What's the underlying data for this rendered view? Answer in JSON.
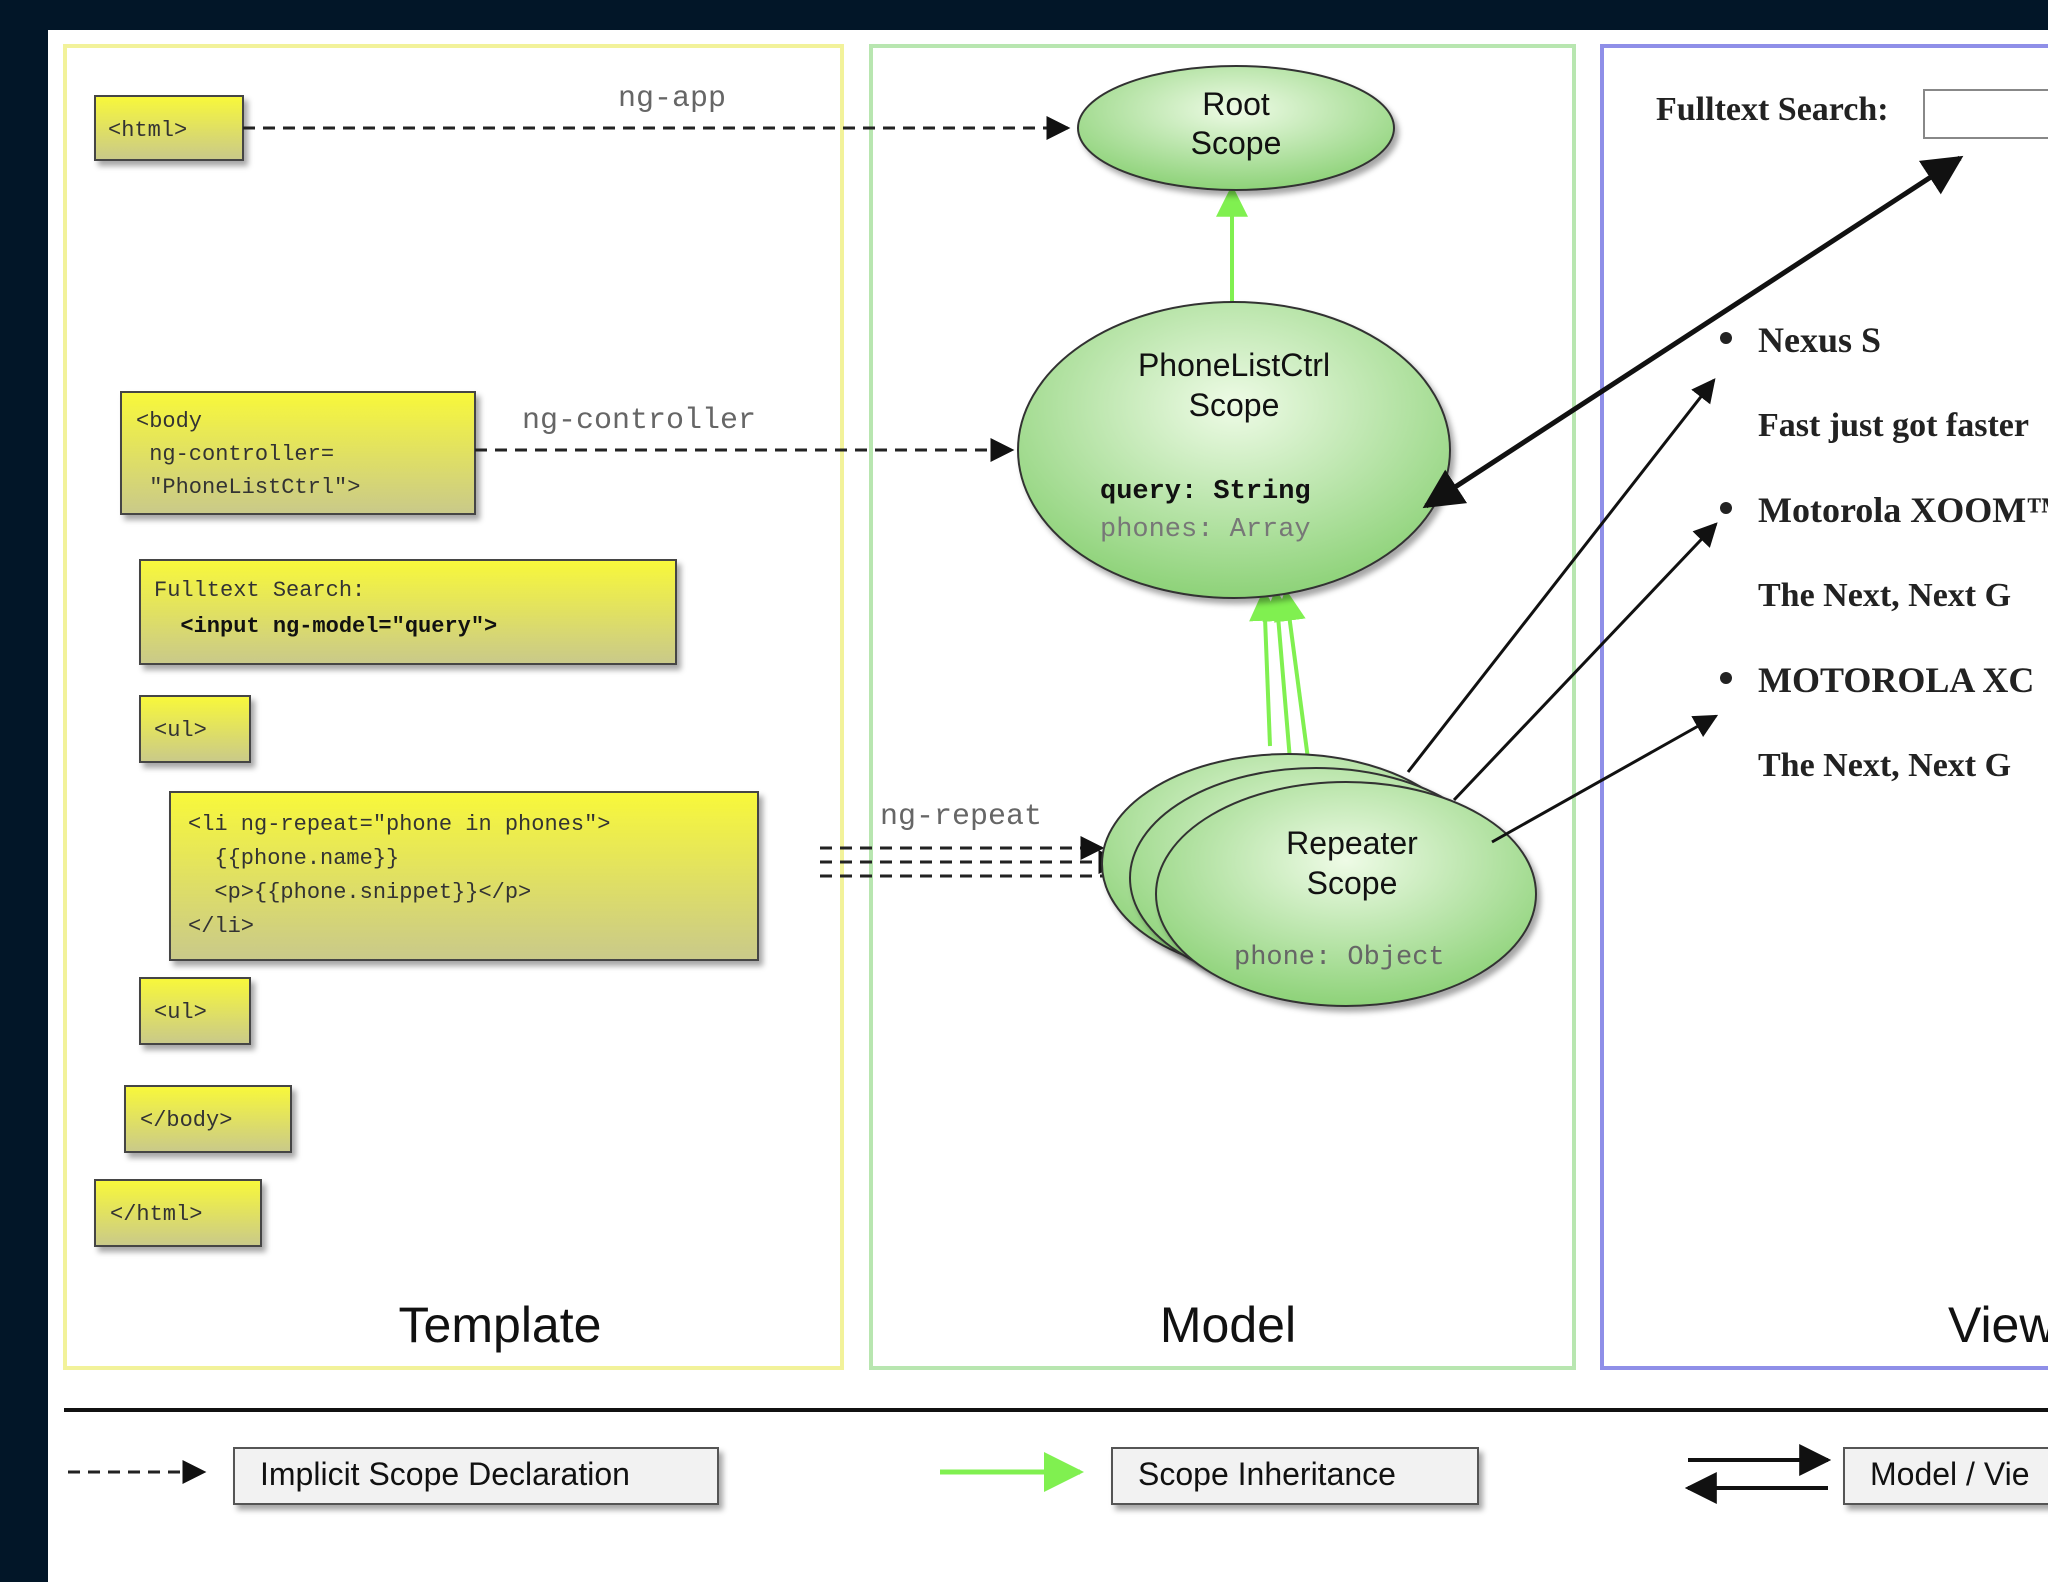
{
  "panels": {
    "template": "Template",
    "model": "Model",
    "view": "View"
  },
  "template_tags": {
    "html_open": "<html>",
    "body_open": [
      "<body",
      " ng-controller=",
      " \"PhoneListCtrl\">"
    ],
    "search": [
      "Fulltext Search:",
      "  <input ng-model=\"query\">"
    ],
    "ul_open": "<ul>",
    "li_repeat": [
      "<li ng-repeat=\"phone in phones\">",
      "  {{phone.name}}",
      "  <p>{{phone.snippet}}</p>",
      "</li>"
    ],
    "ul_close": "<ul>",
    "body_close": "</body>",
    "html_close": "</html>"
  },
  "directives": {
    "ng_app": "ng-app",
    "ng_controller": "ng-controller",
    "ng_repeat": "ng-repeat"
  },
  "scopes": {
    "root": [
      "Root",
      "Scope"
    ],
    "controller": {
      "title": [
        "PhoneListCtrl",
        "Scope"
      ],
      "query": "query: String",
      "phones": "phones: Array"
    },
    "repeater": {
      "title": [
        "Repeater",
        "Scope"
      ],
      "phone": "phone: Object"
    }
  },
  "view": {
    "search_label": "Fulltext Search:",
    "items": [
      {
        "name": "Nexus S",
        "snippet": "Fast just got faster"
      },
      {
        "name": "Motorola XOOM™",
        "snippet": "The Next, Next G"
      },
      {
        "name": "MOTOROLA XC",
        "snippet": "The Next, Next G"
      }
    ]
  },
  "legend": {
    "implicit": "Implicit Scope Declaration",
    "inheritance": "Scope Inheritance",
    "binding": "Model / Vie"
  },
  "colors": {
    "tag_fill_top": "#f8f83a",
    "tag_fill_bottom": "#c9c98a",
    "scope_fill_light": "#e8f8df",
    "scope_fill_dark": "#8fd478",
    "template_border": "#f2f29a",
    "model_border": "#b8e6b0",
    "view_border": "#8f8fe8",
    "inheritance_arrow": "#80f050"
  }
}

§ WORK REQUIRED: Scan the records above for the string "snippet", then select every line that holds it.

§ RESULT FOR THIS EXERCISE:
      "  <p>{{phone.snippet}}</p>",
        "snippet": "Fast just got faster"
        "snippet": "The Next, Next G"
        "snippet": "The Next, Next G"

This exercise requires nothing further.